- **Records supplied**

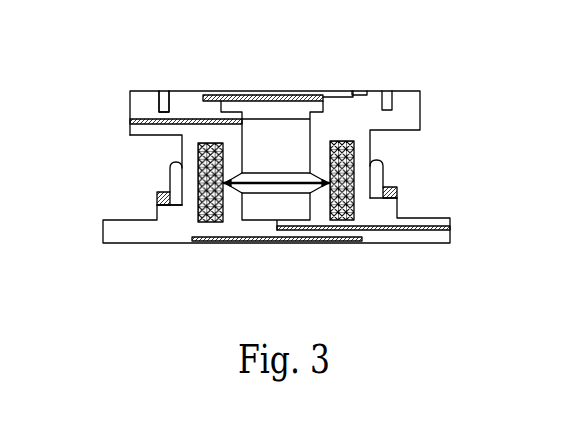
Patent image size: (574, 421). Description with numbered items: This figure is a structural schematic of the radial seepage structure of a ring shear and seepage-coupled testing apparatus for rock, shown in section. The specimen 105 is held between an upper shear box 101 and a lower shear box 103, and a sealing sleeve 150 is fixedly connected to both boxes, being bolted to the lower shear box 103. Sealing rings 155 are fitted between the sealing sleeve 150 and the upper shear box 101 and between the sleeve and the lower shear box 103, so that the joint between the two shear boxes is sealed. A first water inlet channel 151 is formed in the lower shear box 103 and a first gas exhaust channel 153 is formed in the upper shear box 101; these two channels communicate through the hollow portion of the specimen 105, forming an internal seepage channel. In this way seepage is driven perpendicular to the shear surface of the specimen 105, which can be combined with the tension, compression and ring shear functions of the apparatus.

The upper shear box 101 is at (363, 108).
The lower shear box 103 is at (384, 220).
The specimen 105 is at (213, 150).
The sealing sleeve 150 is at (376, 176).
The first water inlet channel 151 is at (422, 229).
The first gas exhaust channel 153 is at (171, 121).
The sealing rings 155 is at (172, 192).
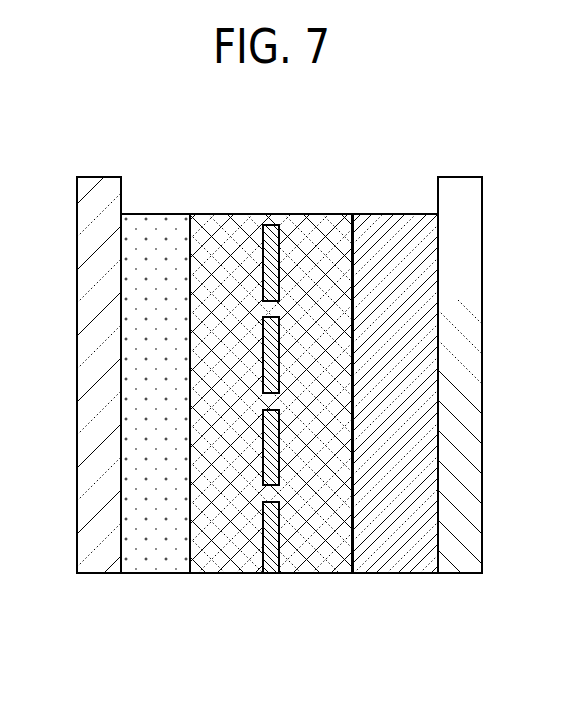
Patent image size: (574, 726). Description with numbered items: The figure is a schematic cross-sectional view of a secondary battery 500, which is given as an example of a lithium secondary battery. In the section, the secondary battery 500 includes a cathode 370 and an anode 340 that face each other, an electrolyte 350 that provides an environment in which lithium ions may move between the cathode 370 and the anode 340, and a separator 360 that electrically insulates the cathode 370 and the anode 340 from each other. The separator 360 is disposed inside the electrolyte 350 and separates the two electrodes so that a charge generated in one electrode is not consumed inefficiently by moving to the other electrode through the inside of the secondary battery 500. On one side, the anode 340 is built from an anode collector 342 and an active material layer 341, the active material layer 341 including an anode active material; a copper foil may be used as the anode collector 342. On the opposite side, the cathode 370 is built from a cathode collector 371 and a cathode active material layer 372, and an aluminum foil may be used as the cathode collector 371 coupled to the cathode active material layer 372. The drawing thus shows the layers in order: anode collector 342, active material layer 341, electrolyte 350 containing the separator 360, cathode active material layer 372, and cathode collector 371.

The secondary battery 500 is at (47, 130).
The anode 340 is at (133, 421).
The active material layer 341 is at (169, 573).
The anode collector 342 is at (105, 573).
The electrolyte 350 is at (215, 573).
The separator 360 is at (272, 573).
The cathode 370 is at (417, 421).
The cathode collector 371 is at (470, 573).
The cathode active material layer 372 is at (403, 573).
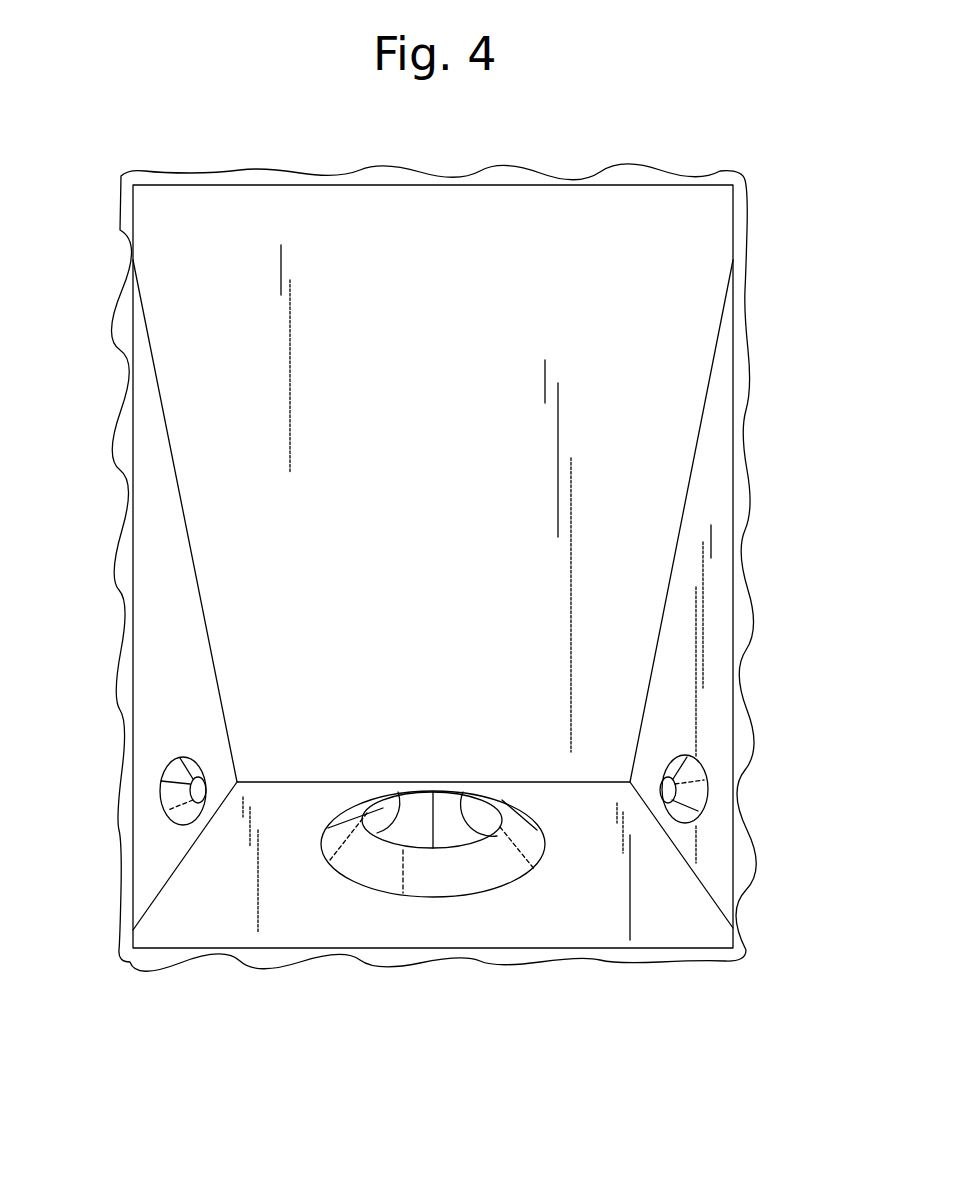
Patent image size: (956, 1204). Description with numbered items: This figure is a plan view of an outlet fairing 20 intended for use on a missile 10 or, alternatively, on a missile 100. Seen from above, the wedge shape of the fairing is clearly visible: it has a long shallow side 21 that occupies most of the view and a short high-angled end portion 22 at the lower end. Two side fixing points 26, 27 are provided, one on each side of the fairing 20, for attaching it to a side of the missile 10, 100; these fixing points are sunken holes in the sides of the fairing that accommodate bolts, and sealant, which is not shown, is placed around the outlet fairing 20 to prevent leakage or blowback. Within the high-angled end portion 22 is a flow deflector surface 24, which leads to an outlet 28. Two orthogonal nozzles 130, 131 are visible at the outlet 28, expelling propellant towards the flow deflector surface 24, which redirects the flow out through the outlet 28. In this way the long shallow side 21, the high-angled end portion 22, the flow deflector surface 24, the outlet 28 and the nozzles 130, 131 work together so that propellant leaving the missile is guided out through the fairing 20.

- **The request**
Reproduce every line of the records above verbatim, omitting the pictures.

- **In response**
Patent image size: (574, 421). Description with numbered items: This figure is a structural schematic of the radial seepage structure of a ring shear and seepage-coupled testing apparatus for rock, shown in section. The specimen 105 is held between an upper shear box 101 and a lower shear box 103, and a sealing sleeve 150 is fixedly connected to both boxes, being bolted to the lower shear box 103. Sealing rings 155 are fitted between the sealing sleeve 150 and the upper shear box 101 and between the sleeve and the lower shear box 103, so that the joint between the two shear boxes is sealed. A first water inlet channel 151 is formed in the lower shear box 103 and a first gas exhaust channel 153 is formed in the upper shear box 101; these two channels communicate through the hollow portion of the specimen 105, forming an internal seepage channel. In this way seepage is driven perpendicular to the shear surface of the specimen 105, which can be combined with the tension, compression and ring shear functions of the apparatus.

The upper shear box 101 is at (363, 108).
The lower shear box 103 is at (384, 220).
The specimen 105 is at (213, 150).
The sealing sleeve 150 is at (376, 176).
The first water inlet channel 151 is at (422, 229).
The first gas exhaust channel 153 is at (171, 121).
The sealing rings 155 is at (172, 192).
Patent image size: (574, 726). Description with numbered items: The figure is a schematic cross-sectional view of a secondary battery 500, which is given as an example of a lithium secondary battery. In the section, the secondary battery 500 includes a cathode 370 and an anode 340 that face each other, an electrolyte 350 that provides an environment in which lithium ions may move between the cathode 370 and the anode 340, and a separator 360 that electrically insulates the cathode 370 and the anode 340 from each other. The separator 360 is disposed inside the electrolyte 350 and separates the two electrodes so that a charge generated in one electrode is not consumed inefficiently by moving to the other electrode through the inside of the secondary battery 500. On one side, the anode 340 is built from an anode collector 342 and an active material layer 341, the active material layer 341 including an anode active material; a copper foil may be used as the anode collector 342. On the opposite side, the cathode 370 is built from a cathode collector 371 and a cathode active material layer 372, and an aluminum foil may be used as the cathode collector 371 coupled to the cathode active material layer 372. The drawing thus shows the layers in order: anode collector 342, active material layer 341, electrolyte 350 containing the separator 360, cathode active material layer 372, and cathode collector 371.

The secondary battery 500 is at (47, 130).
The anode 340 is at (133, 421).
The active material layer 341 is at (169, 573).
The anode collector 342 is at (105, 573).
The electrolyte 350 is at (215, 573).
The separator 360 is at (272, 573).
The cathode 370 is at (417, 421).
The cathode collector 371 is at (470, 573).
The cathode active material layer 372 is at (403, 573).
Patent image size: (956, 1204). Description with numbered items: This figure is a plan view of an outlet fairing 20 intended for use on a missile 10 or, alternatively, on a missile 100. Seen from above, the wedge shape of the fairing is clearly visible: it has a long shallow side 21 that occupies most of the view and a short high-angled end portion 22 at the lower end. Two side fixing points 26, 27 are provided, one on each side of the fairing 20, for attaching it to a side of the missile 10, 100; these fixing points are sunken holes in the sides of the fairing that accommodate bolts, and sealant, which is not shown, is placed around the outlet fairing 20 to prevent leakage or blowback. Within the high-angled end portion 22 is a flow deflector surface 24, which leads to an outlet 28. Two orthogonal nozzles 130, 131 are visible at the outlet 28, expelling propellant towards the flow deflector surface 24, which redirects the flow out through the outlet 28. In this way the long shallow side 21, the high-angled end portion 22, the flow deflector surface 24, the outlet 28 and the nozzles 130, 131 work together so that propellant leaving the missile is guided out through the fairing 20.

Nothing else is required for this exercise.